**WHAT YOU ARE ASKED TO DO**
Write out every line below that includes the word "footer".
##### SOURCE RECORDS #####
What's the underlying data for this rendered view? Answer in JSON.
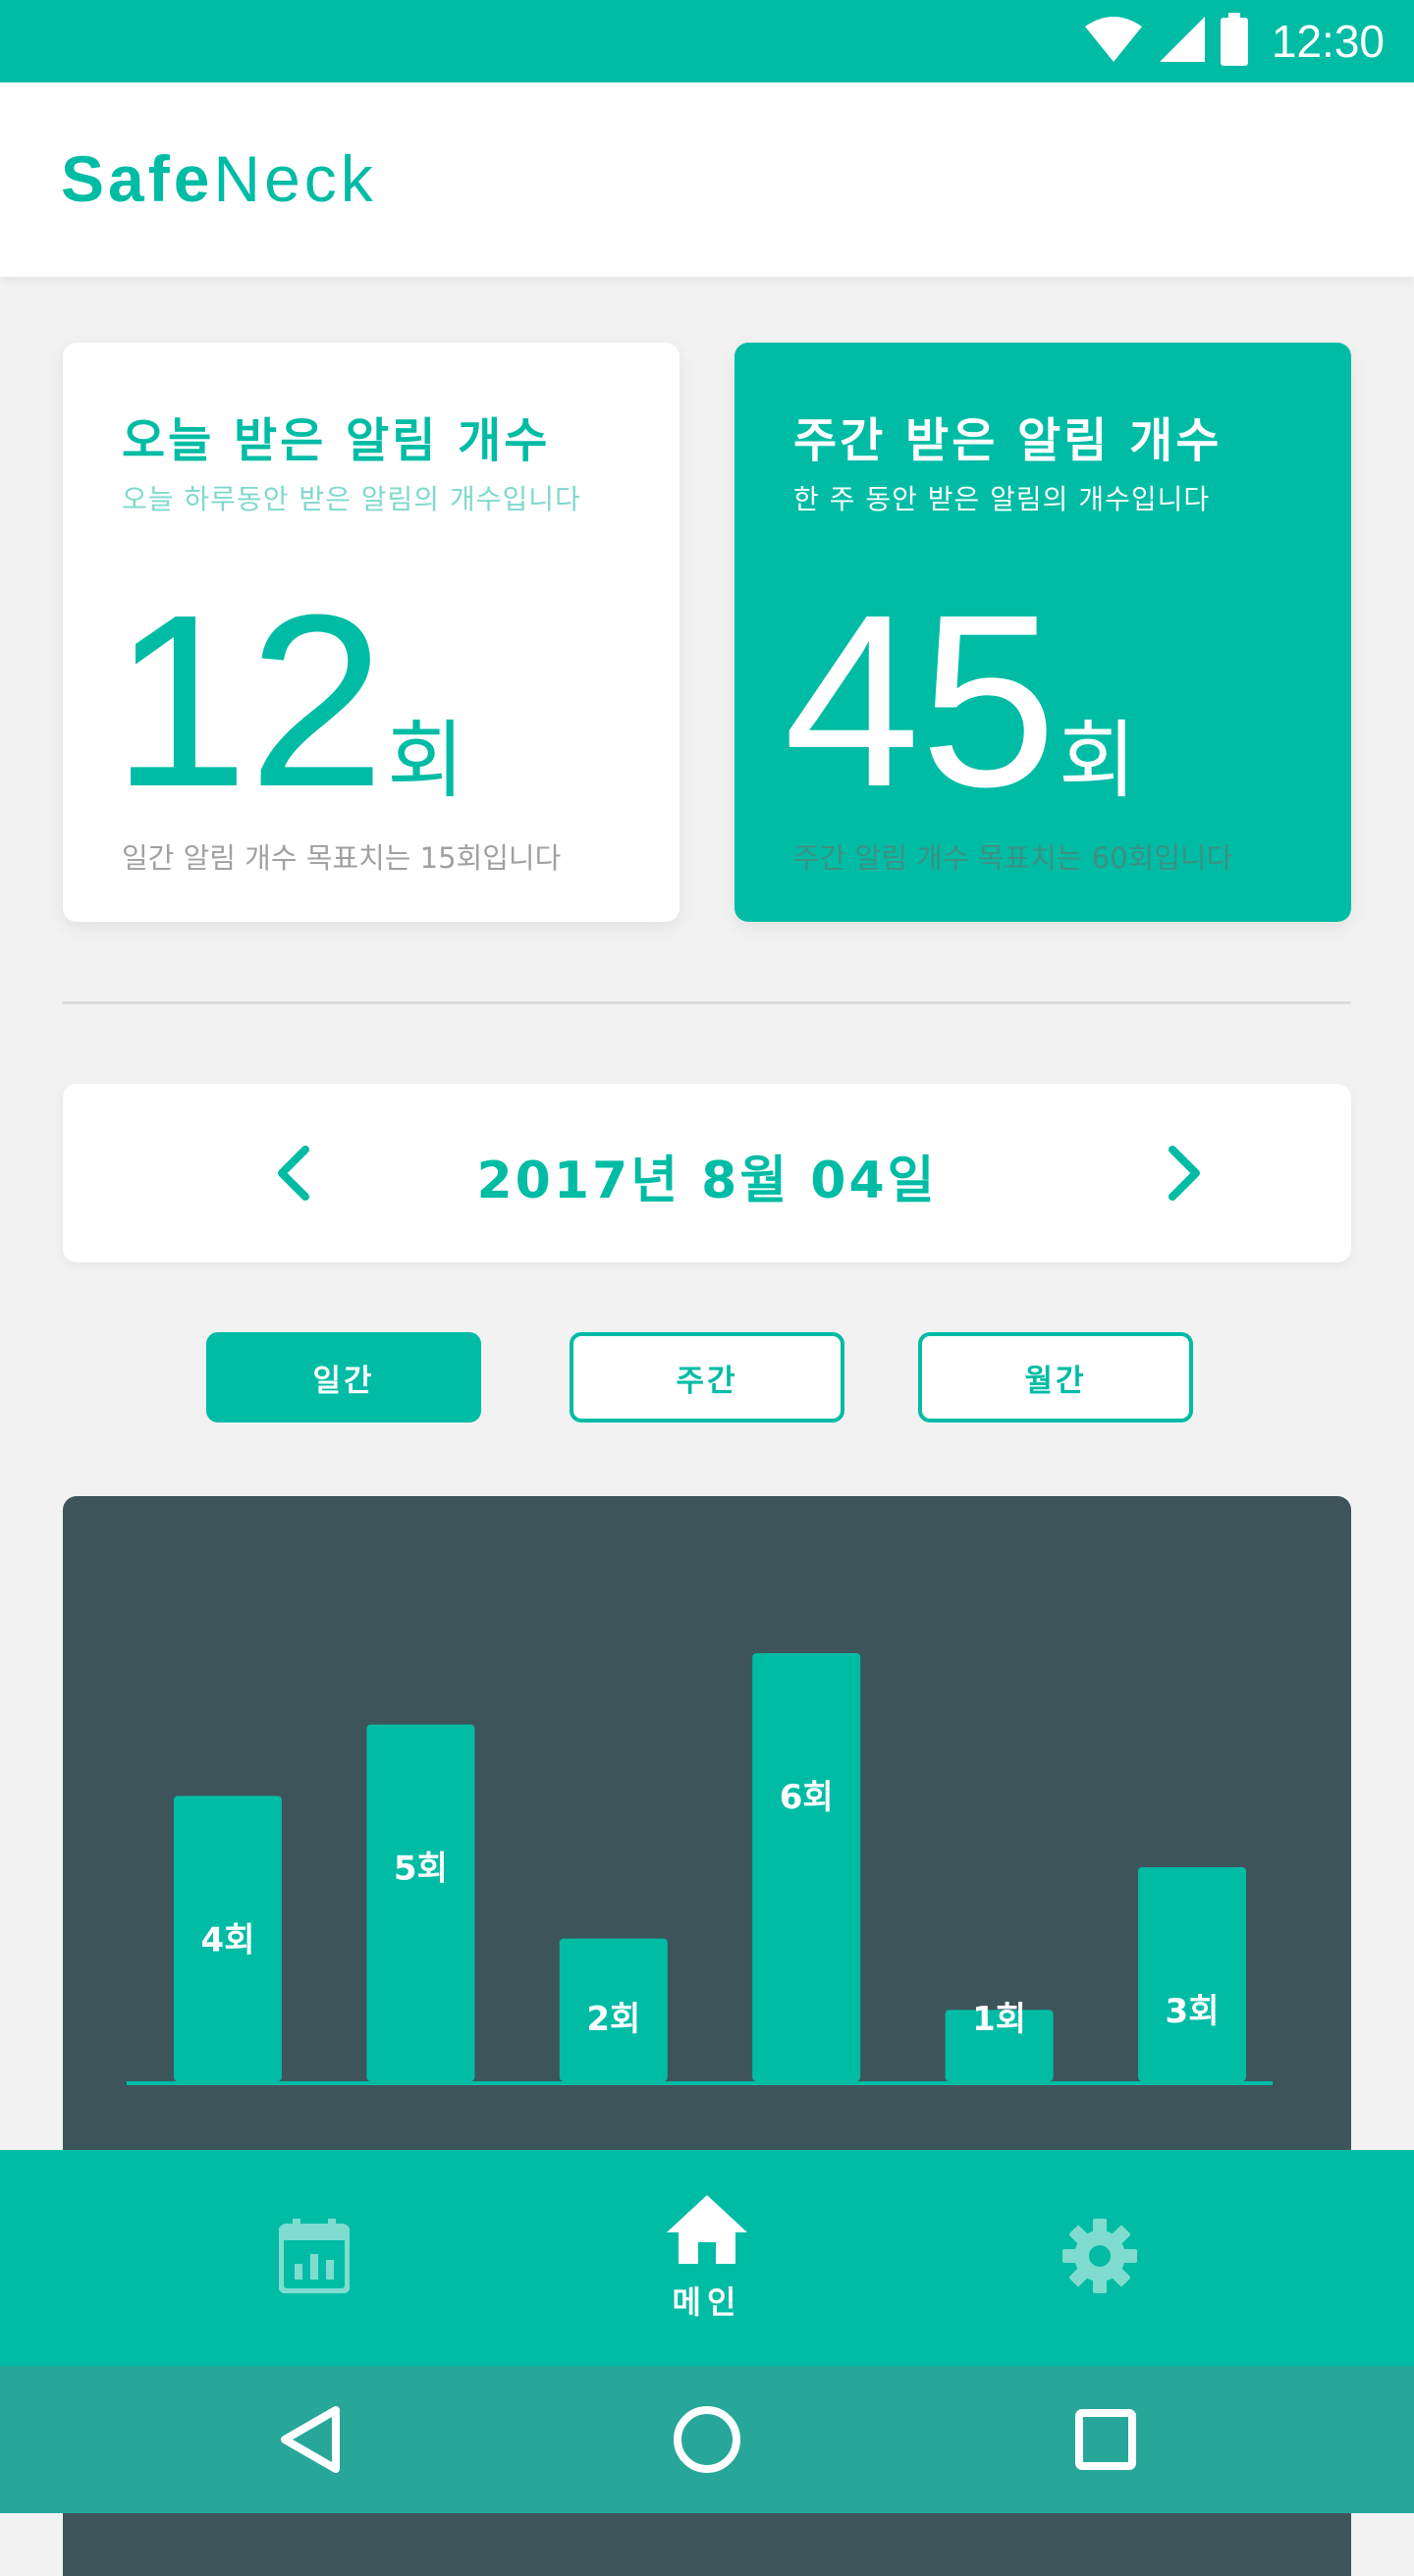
{
  "status_bar": {
    "time": "12:30",
    "icons": [
      "wifi-icon",
      "cell-signal-icon",
      "battery-icon"
    ]
  },
  "app": {
    "logo_bold": "Safe",
    "logo_light": "Neck"
  },
  "cards": {
    "daily": {
      "title": "오늘 받은 알림 개수",
      "subtitle": "오늘 하루동안 받은 알림의 개수입니다",
      "count": "12",
      "unit": "회",
      "footer": "일간 알림 개수 목표치는 15회입니다"
    },
    "weekly": {
      "title": "주간 받은 알림 개수",
      "subtitle": "한 주 동안 받은 알림의 개수입니다",
      "count": "45",
      "unit": "회",
      "footer": "주간 알림 개수 목표치는 60회입니다"
    }
  },
  "date_nav": {
    "date": "2017년 8월 04일",
    "prev_icon": "chevron-left-icon",
    "next_icon": "chevron-right-icon"
  },
  "tabs": [
    {
      "label": "일간",
      "active": true
    },
    {
      "label": "주간",
      "active": false
    },
    {
      "label": "월간",
      "active": false
    }
  ],
  "chart_data": {
    "type": "bar",
    "values": [
      4,
      5,
      2,
      6,
      1,
      3
    ],
    "labels": [
      "4회",
      "5회",
      "2회",
      "6회",
      "1회",
      "3회"
    ],
    "ylim": [
      0,
      6
    ],
    "grid": false
  },
  "bottom_nav": {
    "items": [
      {
        "icon": "calendar-chart-icon",
        "label": ""
      },
      {
        "icon": "home-icon",
        "label": "메인"
      },
      {
        "icon": "gear-icon",
        "label": ""
      }
    ]
  },
  "system_nav": {
    "icons": [
      "back-icon",
      "home-circle-icon",
      "recents-icon"
    ]
  },
  "colors": {
    "accent": "#00bca5",
    "chart_bg": "#3e545b",
    "sys_nav": "#27a799"
  }
}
#####
**ANSWER FOR THE TASK**
      "footer": "일간 알림 개수 목표치는 15회입니다"
      "footer": "주간 알림 개수 목표치는 60회입니다"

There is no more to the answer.